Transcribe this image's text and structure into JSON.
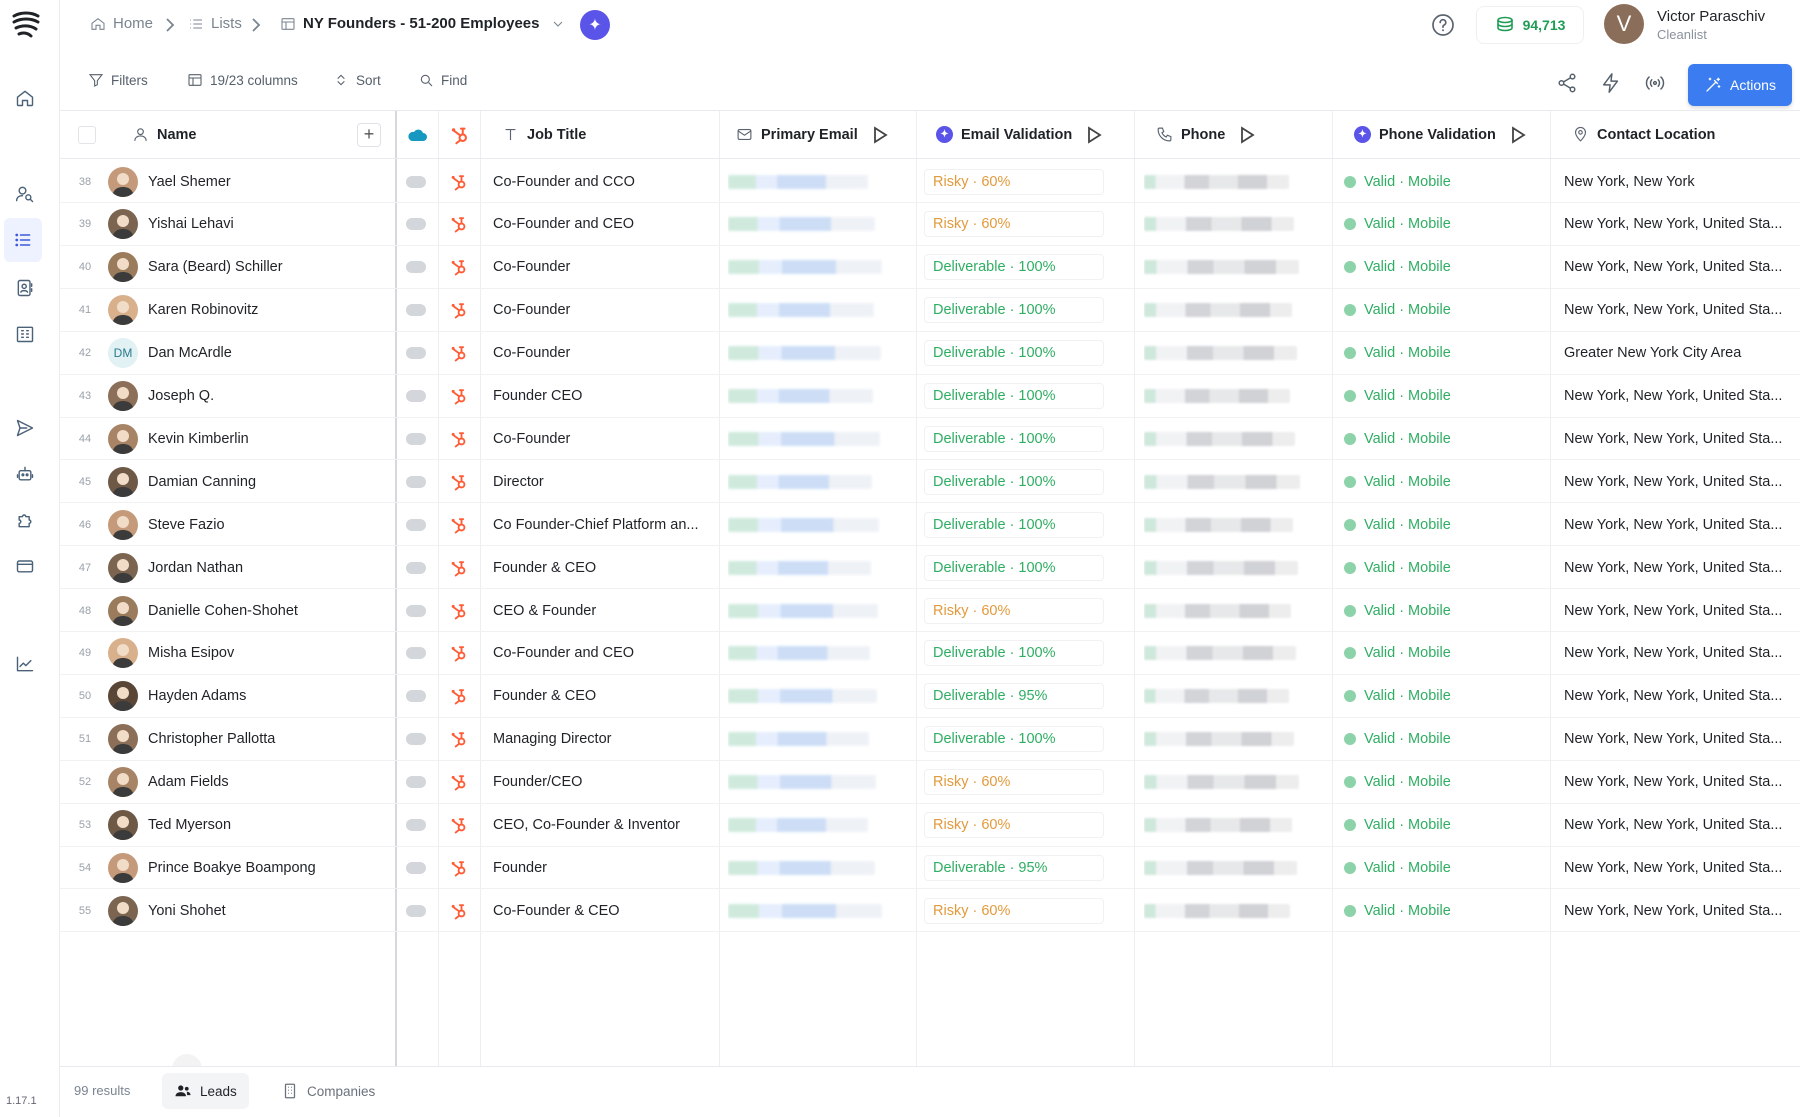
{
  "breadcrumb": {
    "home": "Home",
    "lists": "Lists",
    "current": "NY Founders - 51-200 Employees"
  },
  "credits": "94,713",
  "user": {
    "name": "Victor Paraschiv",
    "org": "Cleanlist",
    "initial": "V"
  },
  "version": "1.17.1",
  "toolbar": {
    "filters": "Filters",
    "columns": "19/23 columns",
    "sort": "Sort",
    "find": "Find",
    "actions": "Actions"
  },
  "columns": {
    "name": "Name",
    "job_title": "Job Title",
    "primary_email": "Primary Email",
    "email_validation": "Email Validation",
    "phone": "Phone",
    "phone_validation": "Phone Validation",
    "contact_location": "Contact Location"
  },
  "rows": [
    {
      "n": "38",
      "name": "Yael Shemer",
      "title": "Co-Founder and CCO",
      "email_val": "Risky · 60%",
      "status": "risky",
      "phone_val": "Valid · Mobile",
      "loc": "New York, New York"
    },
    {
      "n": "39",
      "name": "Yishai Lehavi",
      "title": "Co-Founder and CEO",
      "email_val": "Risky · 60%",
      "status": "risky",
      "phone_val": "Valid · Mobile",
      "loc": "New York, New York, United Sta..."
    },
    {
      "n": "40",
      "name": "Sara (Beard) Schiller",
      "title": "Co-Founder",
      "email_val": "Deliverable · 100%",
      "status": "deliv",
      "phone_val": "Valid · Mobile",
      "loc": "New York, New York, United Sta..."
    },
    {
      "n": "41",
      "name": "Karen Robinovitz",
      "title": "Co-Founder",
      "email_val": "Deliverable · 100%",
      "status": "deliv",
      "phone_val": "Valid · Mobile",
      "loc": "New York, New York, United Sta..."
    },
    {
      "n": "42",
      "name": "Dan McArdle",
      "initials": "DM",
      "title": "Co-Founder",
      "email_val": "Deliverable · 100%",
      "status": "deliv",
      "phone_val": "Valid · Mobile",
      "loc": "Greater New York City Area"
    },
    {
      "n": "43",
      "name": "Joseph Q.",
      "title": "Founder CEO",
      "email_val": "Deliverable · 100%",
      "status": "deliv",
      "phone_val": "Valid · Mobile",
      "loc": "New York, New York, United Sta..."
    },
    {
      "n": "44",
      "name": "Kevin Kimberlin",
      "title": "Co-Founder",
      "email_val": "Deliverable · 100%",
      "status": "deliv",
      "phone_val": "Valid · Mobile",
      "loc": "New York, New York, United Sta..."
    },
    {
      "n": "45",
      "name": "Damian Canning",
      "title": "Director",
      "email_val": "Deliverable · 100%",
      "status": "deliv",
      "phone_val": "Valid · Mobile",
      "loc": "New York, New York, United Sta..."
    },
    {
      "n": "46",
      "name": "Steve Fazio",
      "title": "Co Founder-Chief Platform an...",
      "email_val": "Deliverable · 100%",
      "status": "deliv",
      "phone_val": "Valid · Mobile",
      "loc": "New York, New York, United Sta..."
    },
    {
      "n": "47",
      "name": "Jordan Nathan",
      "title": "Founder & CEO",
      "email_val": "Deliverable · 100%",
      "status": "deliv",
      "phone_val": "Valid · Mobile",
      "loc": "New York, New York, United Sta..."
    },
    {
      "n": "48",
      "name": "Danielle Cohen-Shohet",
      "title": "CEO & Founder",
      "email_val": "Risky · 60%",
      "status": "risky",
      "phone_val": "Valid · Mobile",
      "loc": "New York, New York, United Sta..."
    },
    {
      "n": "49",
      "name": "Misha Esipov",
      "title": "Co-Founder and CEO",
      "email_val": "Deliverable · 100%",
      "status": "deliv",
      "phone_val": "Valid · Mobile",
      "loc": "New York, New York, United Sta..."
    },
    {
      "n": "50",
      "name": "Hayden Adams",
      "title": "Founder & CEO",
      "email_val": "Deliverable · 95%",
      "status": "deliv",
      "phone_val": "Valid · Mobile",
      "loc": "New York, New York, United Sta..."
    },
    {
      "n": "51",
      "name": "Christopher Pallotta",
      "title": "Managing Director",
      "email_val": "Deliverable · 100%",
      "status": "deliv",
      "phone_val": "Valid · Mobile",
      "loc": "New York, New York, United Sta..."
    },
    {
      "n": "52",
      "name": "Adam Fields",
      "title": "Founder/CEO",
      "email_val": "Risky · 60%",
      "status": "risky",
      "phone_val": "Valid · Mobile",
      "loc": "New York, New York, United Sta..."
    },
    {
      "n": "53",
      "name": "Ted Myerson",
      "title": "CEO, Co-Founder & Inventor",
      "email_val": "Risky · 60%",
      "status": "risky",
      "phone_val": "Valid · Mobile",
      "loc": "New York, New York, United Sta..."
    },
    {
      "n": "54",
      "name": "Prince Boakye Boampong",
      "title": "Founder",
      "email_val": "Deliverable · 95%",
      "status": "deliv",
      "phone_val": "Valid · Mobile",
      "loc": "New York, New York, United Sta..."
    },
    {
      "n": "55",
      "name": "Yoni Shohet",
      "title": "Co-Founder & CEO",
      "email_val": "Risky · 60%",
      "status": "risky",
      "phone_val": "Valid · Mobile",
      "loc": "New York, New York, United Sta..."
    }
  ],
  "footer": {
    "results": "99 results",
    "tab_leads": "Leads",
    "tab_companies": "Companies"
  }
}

**Set task**
In your copy, repeat each record exactly and include no pictures.

**Correct answer**
Transcribe this image's text and structure into JSON.
{
  "breadcrumb": {
    "home": "Home",
    "lists": "Lists",
    "current": "NY Founders - 51-200 Employees"
  },
  "credits": "94,713",
  "user": {
    "name": "Victor Paraschiv",
    "org": "Cleanlist",
    "initial": "V"
  },
  "version": "1.17.1",
  "toolbar": {
    "filters": "Filters",
    "columns": "19/23 columns",
    "sort": "Sort",
    "find": "Find",
    "actions": "Actions"
  },
  "columns": {
    "name": "Name",
    "job_title": "Job Title",
    "primary_email": "Primary Email",
    "email_validation": "Email Validation",
    "phone": "Phone",
    "phone_validation": "Phone Validation",
    "contact_location": "Contact Location"
  },
  "rows": [
    {
      "n": "38",
      "name": "Yael Shemer",
      "title": "Co-Founder and CCO",
      "email_val": "Risky · 60%",
      "status": "risky",
      "phone_val": "Valid · Mobile",
      "loc": "New York, New York"
    },
    {
      "n": "39",
      "name": "Yishai Lehavi",
      "title": "Co-Founder and CEO",
      "email_val": "Risky · 60%",
      "status": "risky",
      "phone_val": "Valid · Mobile",
      "loc": "New York, New York, United Sta..."
    },
    {
      "n": "40",
      "name": "Sara (Beard) Schiller",
      "title": "Co-Founder",
      "email_val": "Deliverable · 100%",
      "status": "deliv",
      "phone_val": "Valid · Mobile",
      "loc": "New York, New York, United Sta..."
    },
    {
      "n": "41",
      "name": "Karen Robinovitz",
      "title": "Co-Founder",
      "email_val": "Deliverable · 100%",
      "status": "deliv",
      "phone_val": "Valid · Mobile",
      "loc": "New York, New York, United Sta..."
    },
    {
      "n": "42",
      "name": "Dan McArdle",
      "initials": "DM",
      "title": "Co-Founder",
      "email_val": "Deliverable · 100%",
      "status": "deliv",
      "phone_val": "Valid · Mobile",
      "loc": "Greater New York City Area"
    },
    {
      "n": "43",
      "name": "Joseph Q.",
      "title": "Founder CEO",
      "email_val": "Deliverable · 100%",
      "status": "deliv",
      "phone_val": "Valid · Mobile",
      "loc": "New York, New York, United Sta..."
    },
    {
      "n": "44",
      "name": "Kevin Kimberlin",
      "title": "Co-Founder",
      "email_val": "Deliverable · 100%",
      "status": "deliv",
      "phone_val": "Valid · Mobile",
      "loc": "New York, New York, United Sta..."
    },
    {
      "n": "45",
      "name": "Damian Canning",
      "title": "Director",
      "email_val": "Deliverable · 100%",
      "status": "deliv",
      "phone_val": "Valid · Mobile",
      "loc": "New York, New York, United Sta..."
    },
    {
      "n": "46",
      "name": "Steve Fazio",
      "title": "Co Founder-Chief Platform an...",
      "email_val": "Deliverable · 100%",
      "status": "deliv",
      "phone_val": "Valid · Mobile",
      "loc": "New York, New York, United Sta..."
    },
    {
      "n": "47",
      "name": "Jordan Nathan",
      "title": "Founder & CEO",
      "email_val": "Deliverable · 100%",
      "status": "deliv",
      "phone_val": "Valid · Mobile",
      "loc": "New York, New York, United Sta..."
    },
    {
      "n": "48",
      "name": "Danielle Cohen-Shohet",
      "title": "CEO & Founder",
      "email_val": "Risky · 60%",
      "status": "risky",
      "phone_val": "Valid · Mobile",
      "loc": "New York, New York, United Sta..."
    },
    {
      "n": "49",
      "name": "Misha Esipov",
      "title": "Co-Founder and CEO",
      "email_val": "Deliverable · 100%",
      "status": "deliv",
      "phone_val": "Valid · Mobile",
      "loc": "New York, New York, United Sta..."
    },
    {
      "n": "50",
      "name": "Hayden Adams",
      "title": "Founder & CEO",
      "email_val": "Deliverable · 95%",
      "status": "deliv",
      "phone_val": "Valid · Mobile",
      "loc": "New York, New York, United Sta..."
    },
    {
      "n": "51",
      "name": "Christopher Pallotta",
      "title": "Managing Director",
      "email_val": "Deliverable · 100%",
      "status": "deliv",
      "phone_val": "Valid · Mobile",
      "loc": "New York, New York, United Sta..."
    },
    {
      "n": "52",
      "name": "Adam Fields",
      "title": "Founder/CEO",
      "email_val": "Risky · 60%",
      "status": "risky",
      "phone_val": "Valid · Mobile",
      "loc": "New York, New York, United Sta..."
    },
    {
      "n": "53",
      "name": "Ted Myerson",
      "title": "CEO, Co-Founder & Inventor",
      "email_val": "Risky · 60%",
      "status": "risky",
      "phone_val": "Valid · Mobile",
      "loc": "New York, New York, United Sta..."
    },
    {
      "n": "54",
      "name": "Prince Boakye Boampong",
      "title": "Founder",
      "email_val": "Deliverable · 95%",
      "status": "deliv",
      "phone_val": "Valid · Mobile",
      "loc": "New York, New York, United Sta..."
    },
    {
      "n": "55",
      "name": "Yoni Shohet",
      "title": "Co-Founder & CEO",
      "email_val": "Risky · 60%",
      "status": "risky",
      "phone_val": "Valid · Mobile",
      "loc": "New York, New York, United Sta..."
    }
  ],
  "footer": {
    "results": "99 results",
    "tab_leads": "Leads",
    "tab_companies": "Companies"
  }
}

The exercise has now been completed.